_TO BE DONE_
In the entries below, identify every line with the string "colors" and copy it.

##### RECORDS SHOWN #####

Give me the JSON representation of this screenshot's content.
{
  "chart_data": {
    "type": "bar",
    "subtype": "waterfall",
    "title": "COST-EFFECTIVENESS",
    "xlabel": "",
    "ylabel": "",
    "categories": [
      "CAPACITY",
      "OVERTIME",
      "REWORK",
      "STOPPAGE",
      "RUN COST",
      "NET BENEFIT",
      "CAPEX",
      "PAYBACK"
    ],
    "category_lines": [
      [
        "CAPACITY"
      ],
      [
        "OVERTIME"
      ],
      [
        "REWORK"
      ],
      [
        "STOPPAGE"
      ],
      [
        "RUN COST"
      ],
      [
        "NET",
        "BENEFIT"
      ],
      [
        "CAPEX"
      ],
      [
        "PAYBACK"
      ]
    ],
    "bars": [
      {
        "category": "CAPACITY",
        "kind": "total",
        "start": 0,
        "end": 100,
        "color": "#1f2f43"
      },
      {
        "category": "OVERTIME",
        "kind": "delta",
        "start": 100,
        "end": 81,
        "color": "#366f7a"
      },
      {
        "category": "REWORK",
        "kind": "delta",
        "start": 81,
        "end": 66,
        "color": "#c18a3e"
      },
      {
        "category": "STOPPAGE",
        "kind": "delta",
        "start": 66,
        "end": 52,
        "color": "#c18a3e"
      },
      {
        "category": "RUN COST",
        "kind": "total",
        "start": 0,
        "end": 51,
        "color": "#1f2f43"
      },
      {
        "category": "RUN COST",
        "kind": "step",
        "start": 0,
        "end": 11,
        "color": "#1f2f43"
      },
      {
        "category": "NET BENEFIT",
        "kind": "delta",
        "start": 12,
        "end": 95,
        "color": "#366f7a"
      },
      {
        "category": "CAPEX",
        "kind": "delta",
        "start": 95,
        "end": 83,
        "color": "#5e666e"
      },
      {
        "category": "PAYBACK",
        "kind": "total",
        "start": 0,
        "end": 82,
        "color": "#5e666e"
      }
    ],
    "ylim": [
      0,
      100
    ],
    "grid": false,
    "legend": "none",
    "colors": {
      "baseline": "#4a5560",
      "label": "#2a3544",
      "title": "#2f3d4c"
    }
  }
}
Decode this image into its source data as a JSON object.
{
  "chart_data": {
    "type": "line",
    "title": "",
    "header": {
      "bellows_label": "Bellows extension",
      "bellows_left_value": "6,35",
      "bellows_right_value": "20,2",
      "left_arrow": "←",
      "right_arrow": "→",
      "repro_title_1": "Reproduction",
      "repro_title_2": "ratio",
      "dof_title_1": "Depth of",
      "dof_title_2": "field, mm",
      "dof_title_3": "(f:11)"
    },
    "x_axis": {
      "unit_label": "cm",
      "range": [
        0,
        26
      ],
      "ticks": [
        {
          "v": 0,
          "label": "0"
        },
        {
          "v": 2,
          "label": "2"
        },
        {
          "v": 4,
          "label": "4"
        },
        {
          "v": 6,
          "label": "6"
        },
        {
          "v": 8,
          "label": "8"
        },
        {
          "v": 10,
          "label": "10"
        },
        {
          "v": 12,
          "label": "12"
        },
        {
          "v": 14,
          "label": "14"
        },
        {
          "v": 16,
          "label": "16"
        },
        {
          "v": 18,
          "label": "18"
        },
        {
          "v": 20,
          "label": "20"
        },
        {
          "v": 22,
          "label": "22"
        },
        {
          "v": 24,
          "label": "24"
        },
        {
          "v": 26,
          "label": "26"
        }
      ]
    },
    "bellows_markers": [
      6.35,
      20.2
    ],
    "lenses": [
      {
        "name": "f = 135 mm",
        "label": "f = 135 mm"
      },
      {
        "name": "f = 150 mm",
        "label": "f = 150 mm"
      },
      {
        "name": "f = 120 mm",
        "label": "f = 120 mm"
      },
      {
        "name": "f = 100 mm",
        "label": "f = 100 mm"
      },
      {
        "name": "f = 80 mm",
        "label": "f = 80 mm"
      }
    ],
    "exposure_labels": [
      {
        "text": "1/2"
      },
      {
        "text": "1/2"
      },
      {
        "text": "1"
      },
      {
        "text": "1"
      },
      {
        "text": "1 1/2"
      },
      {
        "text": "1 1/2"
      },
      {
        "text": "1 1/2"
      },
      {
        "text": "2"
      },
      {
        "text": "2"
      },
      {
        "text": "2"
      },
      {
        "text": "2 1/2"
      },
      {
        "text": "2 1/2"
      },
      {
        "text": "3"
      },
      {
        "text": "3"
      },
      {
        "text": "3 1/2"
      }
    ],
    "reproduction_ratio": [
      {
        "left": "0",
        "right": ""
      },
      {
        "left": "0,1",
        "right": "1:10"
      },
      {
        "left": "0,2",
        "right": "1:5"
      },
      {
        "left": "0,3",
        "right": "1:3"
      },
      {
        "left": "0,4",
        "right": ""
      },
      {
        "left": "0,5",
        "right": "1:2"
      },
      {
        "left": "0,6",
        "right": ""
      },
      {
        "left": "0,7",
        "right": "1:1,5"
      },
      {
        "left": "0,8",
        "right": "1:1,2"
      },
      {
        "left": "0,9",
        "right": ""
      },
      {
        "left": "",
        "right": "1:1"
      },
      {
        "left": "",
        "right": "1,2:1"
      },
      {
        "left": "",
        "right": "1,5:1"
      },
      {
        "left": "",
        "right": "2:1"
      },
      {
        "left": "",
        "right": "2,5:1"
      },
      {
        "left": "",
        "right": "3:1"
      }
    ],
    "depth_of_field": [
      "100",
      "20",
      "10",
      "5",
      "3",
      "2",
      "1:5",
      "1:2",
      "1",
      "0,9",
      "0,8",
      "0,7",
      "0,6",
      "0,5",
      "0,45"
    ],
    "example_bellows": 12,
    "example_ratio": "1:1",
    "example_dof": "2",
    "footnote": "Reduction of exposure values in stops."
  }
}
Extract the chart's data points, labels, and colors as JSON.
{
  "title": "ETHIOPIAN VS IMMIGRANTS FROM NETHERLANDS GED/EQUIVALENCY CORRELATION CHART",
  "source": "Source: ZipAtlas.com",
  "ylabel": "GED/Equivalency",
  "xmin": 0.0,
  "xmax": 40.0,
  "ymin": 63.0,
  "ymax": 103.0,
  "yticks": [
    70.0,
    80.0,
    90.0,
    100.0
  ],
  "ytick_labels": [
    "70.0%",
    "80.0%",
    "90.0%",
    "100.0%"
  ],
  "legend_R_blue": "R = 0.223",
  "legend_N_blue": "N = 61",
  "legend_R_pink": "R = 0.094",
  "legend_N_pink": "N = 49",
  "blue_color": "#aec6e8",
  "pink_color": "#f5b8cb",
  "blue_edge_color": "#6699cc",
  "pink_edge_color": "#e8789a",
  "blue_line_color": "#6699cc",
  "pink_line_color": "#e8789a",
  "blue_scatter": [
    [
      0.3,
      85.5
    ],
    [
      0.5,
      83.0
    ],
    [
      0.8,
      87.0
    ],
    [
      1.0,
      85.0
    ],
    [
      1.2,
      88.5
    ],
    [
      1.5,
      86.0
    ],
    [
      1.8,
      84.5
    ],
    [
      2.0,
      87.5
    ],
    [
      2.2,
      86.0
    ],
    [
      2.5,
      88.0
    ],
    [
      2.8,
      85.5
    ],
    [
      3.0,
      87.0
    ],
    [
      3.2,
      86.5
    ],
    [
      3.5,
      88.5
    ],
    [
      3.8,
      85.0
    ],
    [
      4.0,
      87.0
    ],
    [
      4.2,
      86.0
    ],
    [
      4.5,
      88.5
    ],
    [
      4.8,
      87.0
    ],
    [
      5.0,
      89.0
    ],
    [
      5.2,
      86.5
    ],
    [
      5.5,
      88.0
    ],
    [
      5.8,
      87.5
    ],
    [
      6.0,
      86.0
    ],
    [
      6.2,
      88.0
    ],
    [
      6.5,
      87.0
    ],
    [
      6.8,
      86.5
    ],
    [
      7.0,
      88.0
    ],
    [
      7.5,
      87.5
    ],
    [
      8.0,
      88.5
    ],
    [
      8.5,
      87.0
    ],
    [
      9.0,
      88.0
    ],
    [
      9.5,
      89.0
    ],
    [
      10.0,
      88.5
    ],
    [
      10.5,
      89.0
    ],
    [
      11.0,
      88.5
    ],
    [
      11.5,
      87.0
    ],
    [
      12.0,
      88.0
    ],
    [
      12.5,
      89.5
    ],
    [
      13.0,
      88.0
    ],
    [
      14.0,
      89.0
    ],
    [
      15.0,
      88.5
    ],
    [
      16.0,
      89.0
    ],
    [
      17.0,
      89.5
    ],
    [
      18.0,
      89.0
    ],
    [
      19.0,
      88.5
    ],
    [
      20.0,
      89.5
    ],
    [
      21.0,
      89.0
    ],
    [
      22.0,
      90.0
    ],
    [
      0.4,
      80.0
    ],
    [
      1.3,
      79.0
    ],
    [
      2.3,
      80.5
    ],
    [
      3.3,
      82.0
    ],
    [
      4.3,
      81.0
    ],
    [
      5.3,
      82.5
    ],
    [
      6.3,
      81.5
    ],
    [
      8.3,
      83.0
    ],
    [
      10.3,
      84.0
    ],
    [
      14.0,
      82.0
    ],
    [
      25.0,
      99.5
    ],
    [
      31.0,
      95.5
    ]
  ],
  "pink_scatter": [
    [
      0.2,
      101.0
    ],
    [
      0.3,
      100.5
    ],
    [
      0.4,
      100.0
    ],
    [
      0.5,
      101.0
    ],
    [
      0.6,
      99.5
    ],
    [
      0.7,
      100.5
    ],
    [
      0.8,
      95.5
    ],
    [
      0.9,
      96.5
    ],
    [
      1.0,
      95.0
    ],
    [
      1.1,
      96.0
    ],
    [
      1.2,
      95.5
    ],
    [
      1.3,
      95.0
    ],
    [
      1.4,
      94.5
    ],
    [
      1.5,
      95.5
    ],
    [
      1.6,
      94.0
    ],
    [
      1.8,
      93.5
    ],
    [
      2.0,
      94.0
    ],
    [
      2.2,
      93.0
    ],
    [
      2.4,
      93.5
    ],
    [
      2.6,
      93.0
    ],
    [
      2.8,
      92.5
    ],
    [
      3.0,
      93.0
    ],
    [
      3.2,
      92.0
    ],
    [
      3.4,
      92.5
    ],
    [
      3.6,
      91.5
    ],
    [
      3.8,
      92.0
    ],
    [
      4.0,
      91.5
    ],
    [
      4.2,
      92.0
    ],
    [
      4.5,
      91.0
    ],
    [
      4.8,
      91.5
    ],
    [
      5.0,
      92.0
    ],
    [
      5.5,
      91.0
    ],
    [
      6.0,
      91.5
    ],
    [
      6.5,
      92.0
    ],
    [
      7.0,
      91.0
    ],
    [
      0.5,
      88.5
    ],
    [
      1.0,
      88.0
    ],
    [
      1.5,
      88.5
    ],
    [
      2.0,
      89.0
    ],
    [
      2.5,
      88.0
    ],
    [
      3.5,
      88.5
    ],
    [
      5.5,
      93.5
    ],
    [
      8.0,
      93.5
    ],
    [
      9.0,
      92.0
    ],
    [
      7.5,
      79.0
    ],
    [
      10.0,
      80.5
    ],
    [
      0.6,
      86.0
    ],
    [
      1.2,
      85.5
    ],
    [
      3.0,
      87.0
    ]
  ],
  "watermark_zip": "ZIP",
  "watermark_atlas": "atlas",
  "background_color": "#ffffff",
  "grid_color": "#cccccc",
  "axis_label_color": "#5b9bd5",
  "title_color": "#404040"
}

#####

_FULL RESPONSE_
    "colors": {
Extract the chart's data points, labels, and colors as JSON.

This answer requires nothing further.